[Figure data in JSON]
====

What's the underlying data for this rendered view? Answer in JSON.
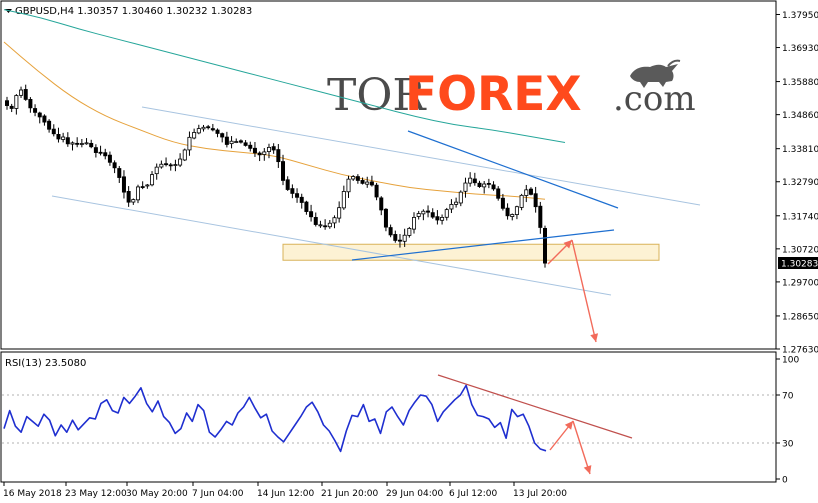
{
  "chart_data": [
    {
      "type": "candlestick",
      "header": "GBPUSD,H4  1.30357 1.30460 1.30232 1.30283",
      "symbol": "GBPUSD",
      "timeframe": "H4",
      "ohlc_last": {
        "open": 1.30357,
        "high": 1.3046,
        "low": 1.30232,
        "close": 1.30283
      },
      "last_price_label": "1.30283",
      "ylim": [
        1.2763,
        1.3815
      ],
      "y_ticks": [
        "1.37950",
        "1.36930",
        "1.35880",
        "1.34860",
        "1.33810",
        "1.32790",
        "1.31740",
        "1.30720",
        "1.29700",
        "1.28650",
        "1.27630"
      ],
      "x_ticks": [
        "16 May 2018",
        "23 May 12:00",
        "30 May 20:00",
        "7 Jun 04:00",
        "14 Jun 12:00",
        "21 Jun 20:00",
        "29 Jun 04:00",
        "6 Jul 12:00",
        "13 Jul 20:00"
      ],
      "series": [
        {
          "type": "close",
          "values": [
            1.3514,
            1.3505,
            1.3545,
            1.3562,
            1.3533,
            1.3507,
            1.3493,
            1.3479,
            1.3463,
            1.3441,
            1.3427,
            1.3411,
            1.3417,
            1.3396,
            1.3399,
            1.3397,
            1.3397,
            1.3399,
            1.3387,
            1.3369,
            1.3369,
            1.3359,
            1.3339,
            1.3322,
            1.3292,
            1.3247,
            1.3216,
            1.3224,
            1.3263,
            1.3264,
            1.3269,
            1.3301,
            1.3324,
            1.3333,
            1.3334,
            1.3329,
            1.3332,
            1.3349,
            1.3377,
            1.3416,
            1.3431,
            1.3443,
            1.3447,
            1.3446,
            1.3439,
            1.3428,
            1.3417,
            1.3394,
            1.3404,
            1.3403,
            1.3401,
            1.3391,
            1.3382,
            1.3368,
            1.3362,
            1.3371,
            1.3385,
            1.3377,
            1.3341,
            1.3283,
            1.3255,
            1.3243,
            1.3231,
            1.3215,
            1.3187,
            1.3171,
            1.3147,
            1.3146,
            1.3143,
            1.3151,
            1.3168,
            1.3199,
            1.3249,
            1.3287,
            1.3295,
            1.3283,
            1.3274,
            1.3278,
            1.3269,
            1.3232,
            1.3192,
            1.3139,
            1.3115,
            1.3098,
            1.3096,
            1.3114,
            1.3135,
            1.3169,
            1.3181,
            1.3188,
            1.3185,
            1.317,
            1.3161,
            1.3169,
            1.3193,
            1.3209,
            1.3216,
            1.3247,
            1.3275,
            1.329,
            1.3276,
            1.3264,
            1.3272,
            1.3272,
            1.3257,
            1.3228,
            1.3197,
            1.3174,
            1.3178,
            1.3202,
            1.3237,
            1.3254,
            1.324,
            1.3202,
            1.3138,
            1.3028
          ]
        },
        {
          "type": "moving_average",
          "color": "#e6a23c",
          "values": [
            1.371,
            1.362,
            1.354,
            1.348,
            1.344,
            1.34,
            1.338,
            1.337,
            1.336,
            1.333,
            1.33,
            1.328,
            1.326,
            1.325,
            1.324,
            1.3235,
            1.3225
          ]
        },
        {
          "type": "moving_average",
          "color": "#26a69a",
          "values": [
            1.381,
            1.3785,
            1.375,
            1.372,
            1.369,
            1.366,
            1.363,
            1.36,
            1.357,
            1.354,
            1.351,
            1.348,
            1.3455,
            1.344,
            1.342,
            1.34
          ]
        }
      ],
      "annotations": {
        "support_zone": [
          1.306,
          1.308
        ],
        "lines_color": "#1e6fd0",
        "channel_color": "#a8c4e0",
        "forecast_arrow_color": "#f26b5b"
      }
    },
    {
      "type": "line",
      "header": "RSI(13) 23.5080",
      "indicator": "RSI",
      "period": 13,
      "last_value": 23.508,
      "ylim": [
        0,
        100
      ],
      "y_ticks": [
        "100",
        "70",
        "30",
        "0"
      ],
      "series": [
        {
          "name": "RSI",
          "color": "#1f2fd0",
          "values": [
            42,
            57,
            44,
            39,
            52,
            48,
            44,
            54,
            49,
            36,
            45,
            39,
            49,
            41,
            46,
            51,
            50,
            63,
            66,
            57,
            55,
            68,
            63,
            69,
            76,
            63,
            56,
            65,
            52,
            47,
            38,
            42,
            55,
            48,
            62,
            57,
            39,
            35,
            41,
            48,
            45,
            55,
            60,
            68,
            59,
            51,
            54,
            40,
            35,
            31,
            38,
            45,
            52,
            60,
            64,
            56,
            45,
            40,
            32,
            23,
            40,
            53,
            52,
            62,
            48,
            50,
            38,
            56,
            60,
            52,
            45,
            57,
            64,
            70,
            69,
            62,
            48,
            56,
            61,
            66,
            70,
            78,
            62,
            53,
            52,
            50,
            43,
            47,
            34,
            58,
            52,
            54,
            44,
            30,
            25,
            23.5
          ]
        }
      ],
      "annotations": {
        "trendline_color": "#c0504d",
        "forecast_arrow_color": "#f26b5b"
      }
    }
  ],
  "logo": {
    "text_tor": "TOR",
    "text_forex": "FOREX",
    "text_com": ".com",
    "icon": "bull-icon"
  },
  "colors": {
    "bull": "#000000",
    "bear": "#000000",
    "background": "#ffffff",
    "axis": "#000000",
    "label_bg": "#000000",
    "label_fg": "#ffffff"
  }
}
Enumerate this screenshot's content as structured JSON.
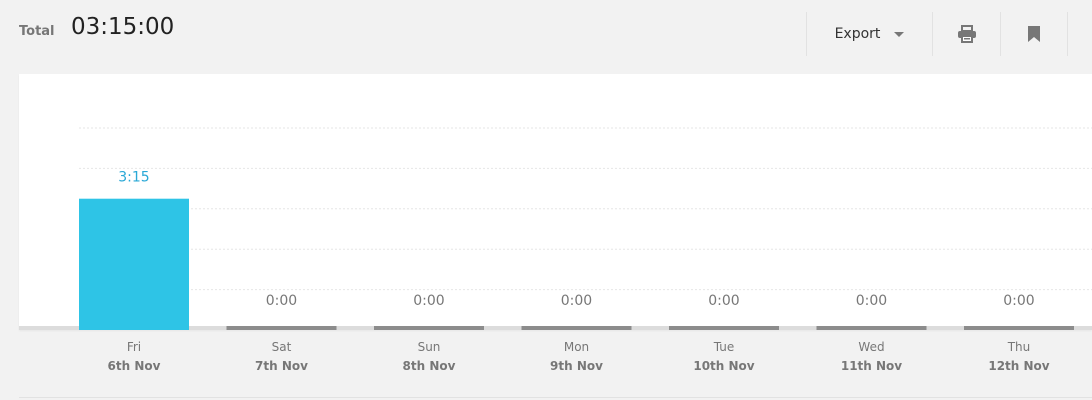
{
  "header": {
    "total_label": "Total",
    "total_value": "03:15:00"
  },
  "toolbar": {
    "export_label": "Export",
    "print_icon": "printer-icon",
    "bookmark_icon": "bookmark-icon"
  },
  "colors": {
    "bar_active": "#2ec4e6",
    "bar_zero": "#8c8c8c",
    "label_active": "#2aa8d6",
    "label_zero": "#777777",
    "axis_text": "#777777",
    "gridline": "#e6e6e6"
  },
  "chart_data": {
    "type": "bar",
    "categories": [
      "Fri",
      "Sat",
      "Sun",
      "Mon",
      "Tue",
      "Wed",
      "Thu"
    ],
    "category_dates": [
      "6th Nov",
      "7th Nov",
      "8th Nov",
      "9th Nov",
      "10th Nov",
      "11th Nov",
      "12th Nov"
    ],
    "values_minutes": [
      195,
      0,
      0,
      0,
      0,
      0,
      0
    ],
    "data_labels": [
      "3:15",
      "0:00",
      "0:00",
      "0:00",
      "0:00",
      "0:00",
      "0:00"
    ],
    "title": "",
    "xlabel": "",
    "ylabel": "",
    "ylim_minutes": [
      0,
      300
    ],
    "grid": true,
    "legend": "none"
  }
}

====

**Set problem**
Reproduce every entry word for word, but omit the pictures.

**Complete output**
What's the underlying data for this rendered view? Answer in JSON.
{
  "chart_data": [
    {
      "type": "candlestick",
      "header": "GBPUSD,H4  1.30357 1.30460 1.30232 1.30283",
      "symbol": "GBPUSD",
      "timeframe": "H4",
      "ohlc_last": {
        "open": 1.30357,
        "high": 1.3046,
        "low": 1.30232,
        "close": 1.30283
      },
      "last_price_label": "1.30283",
      "ylim": [
        1.2763,
        1.3815
      ],
      "y_ticks": [
        "1.37950",
        "1.36930",
        "1.35880",
        "1.34860",
        "1.33810",
        "1.32790",
        "1.31740",
        "1.30720",
        "1.29700",
        "1.28650",
        "1.27630"
      ],
      "x_ticks": [
        "16 May 2018",
        "23 May 12:00",
        "30 May 20:00",
        "7 Jun 04:00",
        "14 Jun 12:00",
        "21 Jun 20:00",
        "29 Jun 04:00",
        "6 Jul 12:00",
        "13 Jul 20:00"
      ],
      "series": [
        {
          "type": "close",
          "values": [
            1.3514,
            1.3505,
            1.3545,
            1.3562,
            1.3533,
            1.3507,
            1.3493,
            1.3479,
            1.3463,
            1.3441,
            1.3427,
            1.3411,
            1.3417,
            1.3396,
            1.3399,
            1.3397,
            1.3397,
            1.3399,
            1.3387,
            1.3369,
            1.3369,
            1.3359,
            1.3339,
            1.3322,
            1.3292,
            1.3247,
            1.3216,
            1.3224,
            1.3263,
            1.3264,
            1.3269,
            1.3301,
            1.3324,
            1.3333,
            1.3334,
            1.3329,
            1.3332,
            1.3349,
            1.3377,
            1.3416,
            1.3431,
            1.3443,
            1.3447,
            1.3446,
            1.3439,
            1.3428,
            1.3417,
            1.3394,
            1.3404,
            1.3403,
            1.3401,
            1.3391,
            1.3382,
            1.3368,
            1.3362,
            1.3371,
            1.3385,
            1.3377,
            1.3341,
            1.3283,
            1.3255,
            1.3243,
            1.3231,
            1.3215,
            1.3187,
            1.3171,
            1.3147,
            1.3146,
            1.3143,
            1.3151,
            1.3168,
            1.3199,
            1.3249,
            1.3287,
            1.3295,
            1.3283,
            1.3274,
            1.3278,
            1.3269,
            1.3232,
            1.3192,
            1.3139,
            1.3115,
            1.3098,
            1.3096,
            1.3114,
            1.3135,
            1.3169,
            1.3181,
            1.3188,
            1.3185,
            1.317,
            1.3161,
            1.3169,
            1.3193,
            1.3209,
            1.3216,
            1.3247,
            1.3275,
            1.329,
            1.3276,
            1.3264,
            1.3272,
            1.3272,
            1.3257,
            1.3228,
            1.3197,
            1.3174,
            1.3178,
            1.3202,
            1.3237,
            1.3254,
            1.324,
            1.3202,
            1.3138,
            1.3028
          ]
        },
        {
          "type": "moving_average",
          "color": "#e6a23c",
          "values": [
            1.371,
            1.362,
            1.354,
            1.348,
            1.344,
            1.34,
            1.338,
            1.337,
            1.336,
            1.333,
            1.33,
            1.328,
            1.326,
            1.325,
            1.324,
            1.3235,
            1.3225
          ]
        },
        {
          "type": "moving_average",
          "color": "#26a69a",
          "values": [
            1.381,
            1.3785,
            1.375,
            1.372,
            1.369,
            1.366,
            1.363,
            1.36,
            1.357,
            1.354,
            1.351,
            1.348,
            1.3455,
            1.344,
            1.342,
            1.34
          ]
        }
      ],
      "annotations": {
        "support_zone": [
          1.306,
          1.308
        ],
        "lines_color": "#1e6fd0",
        "channel_color": "#a8c4e0",
        "forecast_arrow_color": "#f26b5b"
      }
    },
    {
      "type": "line",
      "header": "RSI(13) 23.5080",
      "indicator": "RSI",
      "period": 13,
      "last_value": 23.508,
      "ylim": [
        0,
        100
      ],
      "y_ticks": [
        "100",
        "70",
        "30",
        "0"
      ],
      "series": [
        {
          "name": "RSI",
          "color": "#1f2fd0",
          "values": [
            42,
            57,
            44,
            39,
            52,
            48,
            44,
            54,
            49,
            36,
            45,
            39,
            49,
            41,
            46,
            51,
            50,
            63,
            66,
            57,
            55,
            68,
            63,
            69,
            76,
            63,
            56,
            65,
            52,
            47,
            38,
            42,
            55,
            48,
            62,
            57,
            39,
            35,
            41,
            48,
            45,
            55,
            60,
            68,
            59,
            51,
            54,
            40,
            35,
            31,
            38,
            45,
            52,
            60,
            64,
            56,
            45,
            40,
            32,
            23,
            40,
            53,
            52,
            62,
            48,
            50,
            38,
            56,
            60,
            52,
            45,
            57,
            64,
            70,
            69,
            62,
            48,
            56,
            61,
            66,
            70,
            78,
            62,
            53,
            52,
            50,
            43,
            47,
            34,
            58,
            52,
            54,
            44,
            30,
            25,
            23.5
          ]
        }
      ],
      "annotations": {
        "trendline_color": "#c0504d",
        "forecast_arrow_color": "#f26b5b"
      }
    }
  ],
  "logo": {
    "text_tor": "TOR",
    "text_forex": "FOREX",
    "text_com": ".com",
    "icon": "bull-icon"
  },
  "colors": {
    "bull": "#000000",
    "bear": "#000000",
    "background": "#ffffff",
    "axis": "#000000",
    "label_bg": "#000000",
    "label_fg": "#ffffff"
  }
}
Enumerate this screenshot's content as structured JSON.
{
  "header": {
    "total_label": "Total",
    "total_value": "03:15:00"
  },
  "toolbar": {
    "export_label": "Export",
    "print_icon": "printer-icon",
    "bookmark_icon": "bookmark-icon"
  },
  "colors": {
    "bar_active": "#2ec4e6",
    "bar_zero": "#8c8c8c",
    "label_active": "#2aa8d6",
    "label_zero": "#777777",
    "axis_text": "#777777",
    "gridline": "#e6e6e6"
  },
  "chart_data": {
    "type": "bar",
    "categories": [
      "Fri",
      "Sat",
      "Sun",
      "Mon",
      "Tue",
      "Wed",
      "Thu"
    ],
    "category_dates": [
      "6th Nov",
      "7th Nov",
      "8th Nov",
      "9th Nov",
      "10th Nov",
      "11th Nov",
      "12th Nov"
    ],
    "values_minutes": [
      195,
      0,
      0,
      0,
      0,
      0,
      0
    ],
    "data_labels": [
      "3:15",
      "0:00",
      "0:00",
      "0:00",
      "0:00",
      "0:00",
      "0:00"
    ],
    "title": "",
    "xlabel": "",
    "ylabel": "",
    "ylim_minutes": [
      0,
      300
    ],
    "grid": true,
    "legend": "none"
  }
}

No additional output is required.